▶ _Page extract_:

# Help Needed WW2 American Paratroopers



## TheBish (Oct 3, 2016)

Hi 
Could anybody help me with some information where I could find some 1:72 scale American WW2 paratroopers ? I ideally would like them to be in the parachuting stance as if they were descending to the ground. Also does anyone have any advice on how to make the parachutes to attach to the model soldiers ?
Thank you in advance for any information or help.....


----------



## djnick66 (May 2, 2008)

You won't find any "in the air" for sure. That is not a useful pose for wargaming, which is what 99.9% of the small rubbery figures are intended for. The actual chutes would have some structure to them. They aren't just a round tent with cords. You might try making them out of pieces of tissue paper (like gift wrap or the stuff from shoe boxes) cut to match the segments of an actual parachute, and glued together with a glue stick. You would then have to try to form them into a domed shape and stiffen them with varnish. Ideally, they would be best done in vacuuform. 

Airfix and Revell have sets of soft plastic US paratroopers on the ground. The only figure I can think of even with a parachute is from the old set of Airfix British paratroopers, who is in the act of pulling in his half inflated parachute on the ground.

Airfix set http://www.plasticsoldierreview.com/Review.aspx?id=455

Airfix British paras http://www.plasticsoldierreview.com/Review.aspx?id=418

Revell paras (they also have a guy pulling in a chute) 

http://www.plasticsoldierreview.com/Review.aspx?id=458


Addendum: I recall Preiser has some small scale (they may be 1/87) German paratroopers in hard plastic that are in jump poses. Of course you get one or two out of a box of many figures. You MIGHT be able to swap heads or helmets to make them look more like US paras. Of course you still need the parachutes. 

http://www.plasticsoldierreview.com/review.aspx?id=1058


----------

▶ _Dataset records_:

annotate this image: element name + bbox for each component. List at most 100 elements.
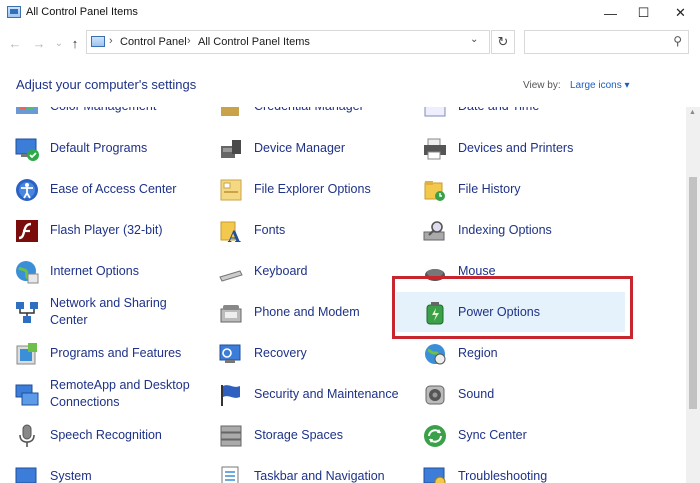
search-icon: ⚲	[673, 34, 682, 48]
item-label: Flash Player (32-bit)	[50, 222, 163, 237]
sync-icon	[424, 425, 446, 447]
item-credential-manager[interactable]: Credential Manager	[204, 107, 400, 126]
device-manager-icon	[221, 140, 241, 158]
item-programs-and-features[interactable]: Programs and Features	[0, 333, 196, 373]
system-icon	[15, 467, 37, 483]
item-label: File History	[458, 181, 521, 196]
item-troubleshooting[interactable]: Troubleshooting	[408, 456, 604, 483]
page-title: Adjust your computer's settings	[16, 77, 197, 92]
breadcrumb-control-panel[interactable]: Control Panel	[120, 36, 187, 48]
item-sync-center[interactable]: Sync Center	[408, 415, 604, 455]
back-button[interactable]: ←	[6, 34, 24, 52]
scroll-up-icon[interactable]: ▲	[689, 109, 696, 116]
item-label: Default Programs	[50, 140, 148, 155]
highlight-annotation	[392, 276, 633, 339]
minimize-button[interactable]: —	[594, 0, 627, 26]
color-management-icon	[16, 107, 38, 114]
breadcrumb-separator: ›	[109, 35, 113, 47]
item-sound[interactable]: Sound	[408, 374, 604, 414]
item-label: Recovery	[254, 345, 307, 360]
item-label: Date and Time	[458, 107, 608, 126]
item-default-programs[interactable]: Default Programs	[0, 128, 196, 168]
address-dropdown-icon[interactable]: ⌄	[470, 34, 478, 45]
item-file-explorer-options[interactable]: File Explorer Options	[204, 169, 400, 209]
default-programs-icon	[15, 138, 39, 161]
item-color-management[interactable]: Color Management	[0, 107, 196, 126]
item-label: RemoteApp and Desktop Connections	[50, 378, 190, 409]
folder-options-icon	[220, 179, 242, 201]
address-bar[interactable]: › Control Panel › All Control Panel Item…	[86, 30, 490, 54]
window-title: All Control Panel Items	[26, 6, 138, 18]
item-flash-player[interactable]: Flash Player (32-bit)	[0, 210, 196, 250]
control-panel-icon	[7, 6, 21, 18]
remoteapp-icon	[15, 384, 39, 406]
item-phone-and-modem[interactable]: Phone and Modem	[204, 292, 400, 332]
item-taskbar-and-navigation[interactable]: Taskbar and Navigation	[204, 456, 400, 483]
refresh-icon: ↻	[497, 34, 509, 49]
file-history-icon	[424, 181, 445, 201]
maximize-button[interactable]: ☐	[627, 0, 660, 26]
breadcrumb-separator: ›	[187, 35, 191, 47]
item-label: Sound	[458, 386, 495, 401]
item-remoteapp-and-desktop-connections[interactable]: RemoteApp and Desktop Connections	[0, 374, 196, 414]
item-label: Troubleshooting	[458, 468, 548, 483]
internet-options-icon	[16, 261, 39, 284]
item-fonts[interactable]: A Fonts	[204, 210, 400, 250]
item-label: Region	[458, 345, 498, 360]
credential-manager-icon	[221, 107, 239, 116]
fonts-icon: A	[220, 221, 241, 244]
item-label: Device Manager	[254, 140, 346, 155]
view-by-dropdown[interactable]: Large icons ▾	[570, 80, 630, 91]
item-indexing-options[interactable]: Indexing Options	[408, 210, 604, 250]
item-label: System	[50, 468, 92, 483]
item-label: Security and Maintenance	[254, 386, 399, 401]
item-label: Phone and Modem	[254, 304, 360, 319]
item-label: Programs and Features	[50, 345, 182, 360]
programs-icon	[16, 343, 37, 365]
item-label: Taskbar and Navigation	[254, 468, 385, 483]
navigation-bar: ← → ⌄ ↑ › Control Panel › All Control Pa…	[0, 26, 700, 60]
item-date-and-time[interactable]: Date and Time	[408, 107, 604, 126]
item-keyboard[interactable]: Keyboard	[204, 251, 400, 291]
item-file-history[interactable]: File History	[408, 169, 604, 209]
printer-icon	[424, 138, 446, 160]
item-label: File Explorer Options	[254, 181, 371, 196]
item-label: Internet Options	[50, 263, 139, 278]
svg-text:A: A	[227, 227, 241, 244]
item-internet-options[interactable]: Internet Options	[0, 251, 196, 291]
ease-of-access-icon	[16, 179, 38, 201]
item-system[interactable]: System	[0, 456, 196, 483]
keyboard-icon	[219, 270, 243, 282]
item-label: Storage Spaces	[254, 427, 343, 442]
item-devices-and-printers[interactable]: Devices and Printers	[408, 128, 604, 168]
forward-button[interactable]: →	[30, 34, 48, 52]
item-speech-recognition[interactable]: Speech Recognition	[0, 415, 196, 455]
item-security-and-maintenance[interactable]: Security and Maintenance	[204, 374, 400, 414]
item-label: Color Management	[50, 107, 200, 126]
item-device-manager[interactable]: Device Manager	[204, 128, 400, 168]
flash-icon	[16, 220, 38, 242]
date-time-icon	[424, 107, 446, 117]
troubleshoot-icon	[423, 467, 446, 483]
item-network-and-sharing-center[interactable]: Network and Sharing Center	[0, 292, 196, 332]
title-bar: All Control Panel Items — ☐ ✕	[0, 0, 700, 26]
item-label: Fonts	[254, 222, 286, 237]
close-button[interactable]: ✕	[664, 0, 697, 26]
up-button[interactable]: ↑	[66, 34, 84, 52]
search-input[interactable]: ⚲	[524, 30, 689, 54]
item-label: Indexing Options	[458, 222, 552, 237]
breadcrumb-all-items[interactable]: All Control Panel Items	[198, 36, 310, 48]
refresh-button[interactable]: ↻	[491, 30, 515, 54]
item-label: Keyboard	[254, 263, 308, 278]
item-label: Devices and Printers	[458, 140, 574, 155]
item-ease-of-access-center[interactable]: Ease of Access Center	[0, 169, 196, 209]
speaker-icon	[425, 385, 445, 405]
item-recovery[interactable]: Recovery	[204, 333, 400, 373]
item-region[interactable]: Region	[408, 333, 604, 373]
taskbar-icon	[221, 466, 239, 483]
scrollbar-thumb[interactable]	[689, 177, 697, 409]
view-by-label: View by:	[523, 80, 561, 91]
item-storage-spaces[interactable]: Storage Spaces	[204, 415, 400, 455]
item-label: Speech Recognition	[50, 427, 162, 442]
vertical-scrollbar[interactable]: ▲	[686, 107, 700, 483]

▶ _Aim_: In the forum thread on WW2 American paratroopers, which maker is recalled as having small-scale German paratroopers in jump poses?

▶ _Written answer_: Preiser